Exercise goal ▸
Take the entries below and print all of them exactly, please.

────────────────────────────────────────

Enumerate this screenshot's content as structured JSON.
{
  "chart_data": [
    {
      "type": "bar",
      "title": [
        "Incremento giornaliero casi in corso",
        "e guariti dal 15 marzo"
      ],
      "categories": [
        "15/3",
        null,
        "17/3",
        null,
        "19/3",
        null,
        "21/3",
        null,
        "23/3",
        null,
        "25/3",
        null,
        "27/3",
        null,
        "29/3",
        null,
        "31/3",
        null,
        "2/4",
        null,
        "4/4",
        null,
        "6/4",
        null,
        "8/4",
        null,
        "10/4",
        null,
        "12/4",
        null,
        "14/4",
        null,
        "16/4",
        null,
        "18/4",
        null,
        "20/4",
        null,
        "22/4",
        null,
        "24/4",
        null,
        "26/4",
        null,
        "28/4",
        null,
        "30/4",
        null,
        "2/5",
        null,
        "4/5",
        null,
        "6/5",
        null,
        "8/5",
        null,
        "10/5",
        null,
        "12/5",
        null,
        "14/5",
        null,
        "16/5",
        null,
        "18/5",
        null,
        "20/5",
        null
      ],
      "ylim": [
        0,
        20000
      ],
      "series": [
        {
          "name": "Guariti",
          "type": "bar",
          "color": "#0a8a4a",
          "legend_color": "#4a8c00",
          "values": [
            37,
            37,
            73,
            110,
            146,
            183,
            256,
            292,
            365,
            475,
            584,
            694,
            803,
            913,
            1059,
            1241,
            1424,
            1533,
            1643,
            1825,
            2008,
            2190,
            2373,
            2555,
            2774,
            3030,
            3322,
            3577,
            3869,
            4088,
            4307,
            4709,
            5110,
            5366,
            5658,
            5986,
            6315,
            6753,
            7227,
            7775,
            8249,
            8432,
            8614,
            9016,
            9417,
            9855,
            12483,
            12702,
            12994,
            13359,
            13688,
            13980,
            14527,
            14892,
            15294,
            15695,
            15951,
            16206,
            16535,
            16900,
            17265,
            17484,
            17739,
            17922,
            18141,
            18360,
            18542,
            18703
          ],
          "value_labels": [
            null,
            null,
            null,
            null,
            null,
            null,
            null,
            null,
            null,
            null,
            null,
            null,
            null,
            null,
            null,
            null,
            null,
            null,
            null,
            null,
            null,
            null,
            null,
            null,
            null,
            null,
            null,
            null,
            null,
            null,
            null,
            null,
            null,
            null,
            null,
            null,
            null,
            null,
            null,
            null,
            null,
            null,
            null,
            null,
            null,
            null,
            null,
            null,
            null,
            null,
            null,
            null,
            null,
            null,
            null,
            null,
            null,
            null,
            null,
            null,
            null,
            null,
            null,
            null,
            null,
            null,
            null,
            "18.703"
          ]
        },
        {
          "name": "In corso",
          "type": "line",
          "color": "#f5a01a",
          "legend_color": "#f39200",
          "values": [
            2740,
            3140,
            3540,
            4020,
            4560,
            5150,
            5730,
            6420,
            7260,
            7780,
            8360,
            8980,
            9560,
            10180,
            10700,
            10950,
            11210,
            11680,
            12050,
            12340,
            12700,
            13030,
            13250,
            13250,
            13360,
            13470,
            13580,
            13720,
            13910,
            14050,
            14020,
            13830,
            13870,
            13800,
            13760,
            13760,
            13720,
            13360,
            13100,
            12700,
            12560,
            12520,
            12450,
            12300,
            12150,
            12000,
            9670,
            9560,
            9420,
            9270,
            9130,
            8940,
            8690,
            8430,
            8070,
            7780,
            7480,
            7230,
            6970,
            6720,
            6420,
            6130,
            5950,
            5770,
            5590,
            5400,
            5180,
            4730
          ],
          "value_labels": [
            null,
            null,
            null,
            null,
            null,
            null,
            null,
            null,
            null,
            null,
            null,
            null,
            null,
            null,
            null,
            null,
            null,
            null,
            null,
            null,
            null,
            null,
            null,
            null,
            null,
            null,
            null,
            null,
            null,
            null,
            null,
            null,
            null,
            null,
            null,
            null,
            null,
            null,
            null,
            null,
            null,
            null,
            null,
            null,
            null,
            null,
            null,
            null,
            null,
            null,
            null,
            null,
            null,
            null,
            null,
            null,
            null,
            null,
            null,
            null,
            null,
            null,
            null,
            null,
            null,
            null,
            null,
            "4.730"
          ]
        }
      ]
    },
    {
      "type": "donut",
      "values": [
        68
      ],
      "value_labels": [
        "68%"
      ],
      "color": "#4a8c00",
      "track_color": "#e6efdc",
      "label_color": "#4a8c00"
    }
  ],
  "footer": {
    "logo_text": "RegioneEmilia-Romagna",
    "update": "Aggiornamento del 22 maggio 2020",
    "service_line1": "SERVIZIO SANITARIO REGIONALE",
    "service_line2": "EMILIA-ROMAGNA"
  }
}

────────────────────────────────────────

Answer in full ▸
Enumerate this screenshot's content as structured JSON.
{
  "chart_data": [
    {
      "type": "bar",
      "title": [
        "Incremento giornaliero casi in corso",
        "e guariti dal 15 marzo"
      ],
      "categories": [
        "15/3",
        null,
        "17/3",
        null,
        "19/3",
        null,
        "21/3",
        null,
        "23/3",
        null,
        "25/3",
        null,
        "27/3",
        null,
        "29/3",
        null,
        "31/3",
        null,
        "2/4",
        null,
        "4/4",
        null,
        "6/4",
        null,
        "8/4",
        null,
        "10/4",
        null,
        "12/4",
        null,
        "14/4",
        null,
        "16/4",
        null,
        "18/4",
        null,
        "20/4",
        null,
        "22/4",
        null,
        "24/4",
        null,
        "26/4",
        null,
        "28/4",
        null,
        "30/4",
        null,
        "2/5",
        null,
        "4/5",
        null,
        "6/5",
        null,
        "8/5",
        null,
        "10/5",
        null,
        "12/5",
        null,
        "14/5",
        null,
        "16/5",
        null,
        "18/5",
        null,
        "20/5",
        null
      ],
      "ylim": [
        0,
        20000
      ],
      "series": [
        {
          "name": "Guariti",
          "type": "bar",
          "color": "#0a8a4a",
          "legend_color": "#4a8c00",
          "values": [
            37,
            37,
            73,
            110,
            146,
            183,
            256,
            292,
            365,
            475,
            584,
            694,
            803,
            913,
            1059,
            1241,
            1424,
            1533,
            1643,
            1825,
            2008,
            2190,
            2373,
            2555,
            2774,
            3030,
            3322,
            3577,
            3869,
            4088,
            4307,
            4709,
            5110,
            5366,
            5658,
            5986,
            6315,
            6753,
            7227,
            7775,
            8249,
            8432,
            8614,
            9016,
            9417,
            9855,
            12483,
            12702,
            12994,
            13359,
            13688,
            13980,
            14527,
            14892,
            15294,
            15695,
            15951,
            16206,
            16535,
            16900,
            17265,
            17484,
            17739,
            17922,
            18141,
            18360,
            18542,
            18703
          ],
          "value_labels": [
            null,
            null,
            null,
            null,
            null,
            null,
            null,
            null,
            null,
            null,
            null,
            null,
            null,
            null,
            null,
            null,
            null,
            null,
            null,
            null,
            null,
            null,
            null,
            null,
            null,
            null,
            null,
            null,
            null,
            null,
            null,
            null,
            null,
            null,
            null,
            null,
            null,
            null,
            null,
            null,
            null,
            null,
            null,
            null,
            null,
            null,
            null,
            null,
            null,
            null,
            null,
            null,
            null,
            null,
            null,
            null,
            null,
            null,
            null,
            null,
            null,
            null,
            null,
            null,
            null,
            null,
            null,
            "18.703"
          ]
        },
        {
          "name": "In corso",
          "type": "line",
          "color": "#f5a01a",
          "legend_color": "#f39200",
          "values": [
            2740,
            3140,
            3540,
            4020,
            4560,
            5150,
            5730,
            6420,
            7260,
            7780,
            8360,
            8980,
            9560,
            10180,
            10700,
            10950,
            11210,
            11680,
            12050,
            12340,
            12700,
            13030,
            13250,
            13250,
            13360,
            13470,
            13580,
            13720,
            13910,
            14050,
            14020,
            13830,
            13870,
            13800,
            13760,
            13760,
            13720,
            13360,
            13100,
            12700,
            12560,
            12520,
            12450,
            12300,
            12150,
            12000,
            9670,
            9560,
            9420,
            9270,
            9130,
            8940,
            8690,
            8430,
            8070,
            7780,
            7480,
            7230,
            6970,
            6720,
            6420,
            6130,
            5950,
            5770,
            5590,
            5400,
            5180,
            4730
          ],
          "value_labels": [
            null,
            null,
            null,
            null,
            null,
            null,
            null,
            null,
            null,
            null,
            null,
            null,
            null,
            null,
            null,
            null,
            null,
            null,
            null,
            null,
            null,
            null,
            null,
            null,
            null,
            null,
            null,
            null,
            null,
            null,
            null,
            null,
            null,
            null,
            null,
            null,
            null,
            null,
            null,
            null,
            null,
            null,
            null,
            null,
            null,
            null,
            null,
            null,
            null,
            null,
            null,
            null,
            null,
            null,
            null,
            null,
            null,
            null,
            null,
            null,
            null,
            null,
            null,
            null,
            null,
            null,
            null,
            "4.730"
          ]
        }
      ]
    },
    {
      "type": "donut",
      "values": [
        68
      ],
      "value_labels": [
        "68%"
      ],
      "color": "#4a8c00",
      "track_color": "#e6efdc",
      "label_color": "#4a8c00"
    }
  ],
  "footer": {
    "logo_text": "RegioneEmilia-Romagna",
    "update": "Aggiornamento del 22 maggio 2020",
    "service_line1": "SERVIZIO SANITARIO REGIONALE",
    "service_line2": "EMILIA-ROMAGNA"
  }
}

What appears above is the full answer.